(Short task) Take the material and output all of it exactly.

╭──

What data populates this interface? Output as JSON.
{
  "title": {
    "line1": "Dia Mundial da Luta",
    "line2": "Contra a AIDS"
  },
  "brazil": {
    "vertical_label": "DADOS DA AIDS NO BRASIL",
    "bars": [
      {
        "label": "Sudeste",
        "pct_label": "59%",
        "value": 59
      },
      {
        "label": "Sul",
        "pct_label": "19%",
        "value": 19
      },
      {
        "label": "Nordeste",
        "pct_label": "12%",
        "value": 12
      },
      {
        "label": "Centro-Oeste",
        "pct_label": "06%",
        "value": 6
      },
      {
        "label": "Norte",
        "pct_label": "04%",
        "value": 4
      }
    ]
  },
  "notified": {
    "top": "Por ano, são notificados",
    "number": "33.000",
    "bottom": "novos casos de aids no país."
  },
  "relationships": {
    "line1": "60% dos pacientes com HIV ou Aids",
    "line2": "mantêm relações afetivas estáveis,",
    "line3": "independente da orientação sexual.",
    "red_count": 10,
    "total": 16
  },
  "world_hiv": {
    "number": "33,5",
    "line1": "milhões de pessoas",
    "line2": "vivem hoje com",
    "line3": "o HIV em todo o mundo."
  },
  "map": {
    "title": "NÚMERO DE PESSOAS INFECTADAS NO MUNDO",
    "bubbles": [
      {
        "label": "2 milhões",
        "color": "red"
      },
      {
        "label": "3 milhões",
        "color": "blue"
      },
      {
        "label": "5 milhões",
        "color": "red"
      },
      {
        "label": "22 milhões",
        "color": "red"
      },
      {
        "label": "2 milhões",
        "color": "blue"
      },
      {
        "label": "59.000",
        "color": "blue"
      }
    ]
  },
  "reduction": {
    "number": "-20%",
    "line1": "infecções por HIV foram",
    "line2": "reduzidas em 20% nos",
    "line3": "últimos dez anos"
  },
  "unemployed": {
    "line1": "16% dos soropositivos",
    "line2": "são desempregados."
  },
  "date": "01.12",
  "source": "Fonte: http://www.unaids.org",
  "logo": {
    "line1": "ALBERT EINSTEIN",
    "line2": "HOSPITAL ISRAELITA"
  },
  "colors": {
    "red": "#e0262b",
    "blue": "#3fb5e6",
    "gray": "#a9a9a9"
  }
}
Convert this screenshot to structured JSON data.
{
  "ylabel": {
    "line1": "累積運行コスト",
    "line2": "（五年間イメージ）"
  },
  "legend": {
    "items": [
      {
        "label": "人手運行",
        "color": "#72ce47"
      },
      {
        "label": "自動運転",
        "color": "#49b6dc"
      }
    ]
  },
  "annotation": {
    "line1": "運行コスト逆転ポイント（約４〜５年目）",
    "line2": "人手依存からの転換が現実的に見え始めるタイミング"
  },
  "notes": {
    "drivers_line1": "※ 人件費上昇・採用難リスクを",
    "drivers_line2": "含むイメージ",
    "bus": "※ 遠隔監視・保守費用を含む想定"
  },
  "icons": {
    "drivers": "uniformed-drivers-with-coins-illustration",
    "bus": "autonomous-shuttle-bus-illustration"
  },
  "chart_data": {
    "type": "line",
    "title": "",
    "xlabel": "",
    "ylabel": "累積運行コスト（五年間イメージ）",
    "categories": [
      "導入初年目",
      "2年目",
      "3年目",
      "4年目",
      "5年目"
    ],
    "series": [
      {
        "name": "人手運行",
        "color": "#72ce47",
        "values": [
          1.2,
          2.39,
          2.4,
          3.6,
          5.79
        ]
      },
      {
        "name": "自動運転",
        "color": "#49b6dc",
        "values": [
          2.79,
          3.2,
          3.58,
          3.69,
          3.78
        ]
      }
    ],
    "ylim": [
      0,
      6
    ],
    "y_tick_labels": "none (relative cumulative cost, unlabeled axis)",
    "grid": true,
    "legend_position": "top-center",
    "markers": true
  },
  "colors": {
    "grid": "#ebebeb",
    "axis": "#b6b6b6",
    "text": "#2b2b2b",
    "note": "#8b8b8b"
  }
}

╰──

(Final result)
What data populates this interface? Output as JSON.
{
  "title": {
    "line1": "Dia Mundial da Luta",
    "line2": "Contra a AIDS"
  },
  "brazil": {
    "vertical_label": "DADOS DA AIDS NO BRASIL",
    "bars": [
      {
        "label": "Sudeste",
        "pct_label": "59%",
        "value": 59
      },
      {
        "label": "Sul",
        "pct_label": "19%",
        "value": 19
      },
      {
        "label": "Nordeste",
        "pct_label": "12%",
        "value": 12
      },
      {
        "label": "Centro-Oeste",
        "pct_label": "06%",
        "value": 6
      },
      {
        "label": "Norte",
        "pct_label": "04%",
        "value": 4
      }
    ]
  },
  "notified": {
    "top": "Por ano, são notificados",
    "number": "33.000",
    "bottom": "novos casos de aids no país."
  },
  "relationships": {
    "line1": "60% dos pacientes com HIV ou Aids",
    "line2": "mantêm relações afetivas estáveis,",
    "line3": "independente da orientação sexual.",
    "red_count": 10,
    "total": 16
  },
  "world_hiv": {
    "number": "33,5",
    "line1": "milhões de pessoas",
    "line2": "vivem hoje com",
    "line3": "o HIV em todo o mundo."
  },
  "map": {
    "title": "NÚMERO DE PESSOAS INFECTADAS NO MUNDO",
    "bubbles": [
      {
        "label": "2 milhões",
        "color": "red"
      },
      {
        "label": "3 milhões",
        "color": "blue"
      },
      {
        "label": "5 milhões",
        "color": "red"
      },
      {
        "label": "22 milhões",
        "color": "red"
      },
      {
        "label": "2 milhões",
        "color": "blue"
      },
      {
        "label": "59.000",
        "color": "blue"
      }
    ]
  },
  "reduction": {
    "number": "-20%",
    "line1": "infecções por HIV foram",
    "line2": "reduzidas em 20% nos",
    "line3": "últimos dez anos"
  },
  "unemployed": {
    "line1": "16% dos soropositivos",
    "line2": "são desempregados."
  },
  "date": "01.12",
  "source": "Fonte: http://www.unaids.org",
  "logo": {
    "line1": "ALBERT EINSTEIN",
    "line2": "HOSPITAL ISRAELITA"
  },
  "colors": {
    "red": "#e0262b",
    "blue": "#3fb5e6",
    "gray": "#a9a9a9"
  }
}
Convert this screenshot to structured JSON data.
{
  "ylabel": {
    "line1": "累積運行コスト",
    "line2": "（五年間イメージ）"
  },
  "legend": {
    "items": [
      {
        "label": "人手運行",
        "color": "#72ce47"
      },
      {
        "label": "自動運転",
        "color": "#49b6dc"
      }
    ]
  },
  "annotation": {
    "line1": "運行コスト逆転ポイント（約４〜５年目）",
    "line2": "人手依存からの転換が現実的に見え始めるタイミング"
  },
  "notes": {
    "drivers_line1": "※ 人件費上昇・採用難リスクを",
    "drivers_line2": "含むイメージ",
    "bus": "※ 遠隔監視・保守費用を含む想定"
  },
  "icons": {
    "drivers": "uniformed-drivers-with-coins-illustration",
    "bus": "autonomous-shuttle-bus-illustration"
  },
  "chart_data": {
    "type": "line",
    "title": "",
    "xlabel": "",
    "ylabel": "累積運行コスト（五年間イメージ）",
    "categories": [
      "導入初年目",
      "2年目",
      "3年目",
      "4年目",
      "5年目"
    ],
    "series": [
      {
        "name": "人手運行",
        "color": "#72ce47",
        "values": [
          1.2,
          2.39,
          2.4,
          3.6,
          5.79
        ]
      },
      {
        "name": "自動運転",
        "color": "#49b6dc",
        "values": [
          2.79,
          3.2,
          3.58,
          3.69,
          3.78
        ]
      }
    ],
    "ylim": [
      0,
      6
    ],
    "y_tick_labels": "none (relative cumulative cost, unlabeled axis)",
    "grid": true,
    "legend_position": "top-center",
    "markers": true
  },
  "colors": {
    "grid": "#ebebeb",
    "axis": "#b6b6b6",
    "text": "#2b2b2b",
    "note": "#8b8b8b"
  }
}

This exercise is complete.